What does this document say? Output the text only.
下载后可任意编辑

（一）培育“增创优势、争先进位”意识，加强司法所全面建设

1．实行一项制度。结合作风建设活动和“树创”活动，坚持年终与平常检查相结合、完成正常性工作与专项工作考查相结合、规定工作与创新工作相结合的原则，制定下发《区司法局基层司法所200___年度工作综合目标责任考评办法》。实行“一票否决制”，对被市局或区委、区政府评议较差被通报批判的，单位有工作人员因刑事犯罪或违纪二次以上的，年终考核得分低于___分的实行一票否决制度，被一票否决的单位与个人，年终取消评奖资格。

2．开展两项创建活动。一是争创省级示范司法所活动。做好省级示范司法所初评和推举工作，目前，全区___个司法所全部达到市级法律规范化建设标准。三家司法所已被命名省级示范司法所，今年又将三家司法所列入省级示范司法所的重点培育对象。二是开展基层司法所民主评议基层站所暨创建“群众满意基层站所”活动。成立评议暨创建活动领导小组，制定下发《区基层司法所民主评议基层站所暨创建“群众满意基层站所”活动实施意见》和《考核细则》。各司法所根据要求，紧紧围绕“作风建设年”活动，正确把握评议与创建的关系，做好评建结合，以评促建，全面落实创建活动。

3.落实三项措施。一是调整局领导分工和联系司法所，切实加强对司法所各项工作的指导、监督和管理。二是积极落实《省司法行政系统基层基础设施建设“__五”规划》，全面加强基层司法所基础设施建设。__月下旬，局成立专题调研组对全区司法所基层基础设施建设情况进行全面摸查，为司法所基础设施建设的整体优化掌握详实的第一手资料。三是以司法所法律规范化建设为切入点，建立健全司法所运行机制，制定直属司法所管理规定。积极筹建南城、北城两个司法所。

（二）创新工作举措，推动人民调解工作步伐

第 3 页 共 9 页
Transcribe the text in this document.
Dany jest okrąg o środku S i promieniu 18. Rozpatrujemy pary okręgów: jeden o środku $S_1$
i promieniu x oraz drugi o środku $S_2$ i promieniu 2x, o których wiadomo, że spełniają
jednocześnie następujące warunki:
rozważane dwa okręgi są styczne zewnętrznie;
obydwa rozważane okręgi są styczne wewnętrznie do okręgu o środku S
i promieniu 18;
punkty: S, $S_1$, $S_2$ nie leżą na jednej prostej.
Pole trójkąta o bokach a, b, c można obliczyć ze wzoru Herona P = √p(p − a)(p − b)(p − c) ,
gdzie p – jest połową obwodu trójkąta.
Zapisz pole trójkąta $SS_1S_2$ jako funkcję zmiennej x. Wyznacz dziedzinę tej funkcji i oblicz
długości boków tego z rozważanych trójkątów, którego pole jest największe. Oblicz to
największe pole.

************

Objective: Above are the records; retype every one exactly.

Written answer:
What does this document say? Output the text only.
下载后可任意编辑

（一）培育“增创优势、争先进位”意识，加强司法所全面建设

1．实行一项制度。结合作风建设活动和“树创”活动，坚持年终与平常检查相结合、完成正常性工作与专项工作考查相结合、规定工作与创新工作相结合的原则，制定下发《区司法局基层司法所200___年度工作综合目标责任考评办法》。实行“一票否决制”，对被市局或区委、区政府评议较差被通报批判的，单位有工作人员因刑事犯罪或违纪二次以上的，年终考核得分低于___分的实行一票否决制度，被一票否决的单位与个人，年终取消评奖资格。

2．开展两项创建活动。一是争创省级示范司法所活动。做好省级示范司法所初评和推举工作，目前，全区___个司法所全部达到市级法律规范化建设标准。三家司法所已被命名省级示范司法所，今年又将三家司法所列入省级示范司法所的重点培育对象。二是开展基层司法所民主评议基层站所暨创建“群众满意基层站所”活动。成立评议暨创建活动领导小组，制定下发《区基层司法所民主评议基层站所暨创建“群众满意基层站所”活动实施意见》和《考核细则》。各司法所根据要求，紧紧围绕“作风建设年”活动，正确把握评议与创建的关系，做好评建结合，以评促建，全面落实创建活动。

3.落实三项措施。一是调整局领导分工和联系司法所，切实加强对司法所各项工作的指导、监督和管理。二是积极落实《省司法行政系统基层基础设施建设“__五”规划》，全面加强基层司法所基础设施建设。__月下旬，局成立专题调研组对全区司法所基层基础设施建设情况进行全面摸查，为司法所基础设施建设的整体优化掌握详实的第一手资料。三是以司法所法律规范化建设为切入点，建立健全司法所运行机制，制定直属司法所管理规定。积极筹建南城、北城两个司法所。

（二）创新工作举措，推动人民调解工作步伐

第 3 页 共 9 页
Transcribe the text in this document.
Dany jest okrąg o środku S i promieniu 18. Rozpatrujemy pary okręgów: jeden o środku $S_1$
i promieniu x oraz drugi o środku $S_2$ i promieniu 2x, o których wiadomo, że spełniają
jednocześnie następujące warunki:
rozważane dwa okręgi są styczne zewnętrznie;
obydwa rozważane okręgi są styczne wewnętrznie do okręgu o środku S
i promieniu 18;
punkty: S, $S_1$, $S_2$ nie leżą na jednej prostej.
Pole trójkąta o bokach a, b, c można obliczyć ze wzoru Herona P = √p(p − a)(p − b)(p − c) ,
gdzie p – jest połową obwodu trójkąta.
Zapisz pole trójkąta $SS_1S_2$ jako funkcję zmiennej x. Wyznacz dziedzinę tej funkcji i oblicz
długości boków tego z rozważanych trójkątów, którego pole jest największe. Oblicz to
największe pole.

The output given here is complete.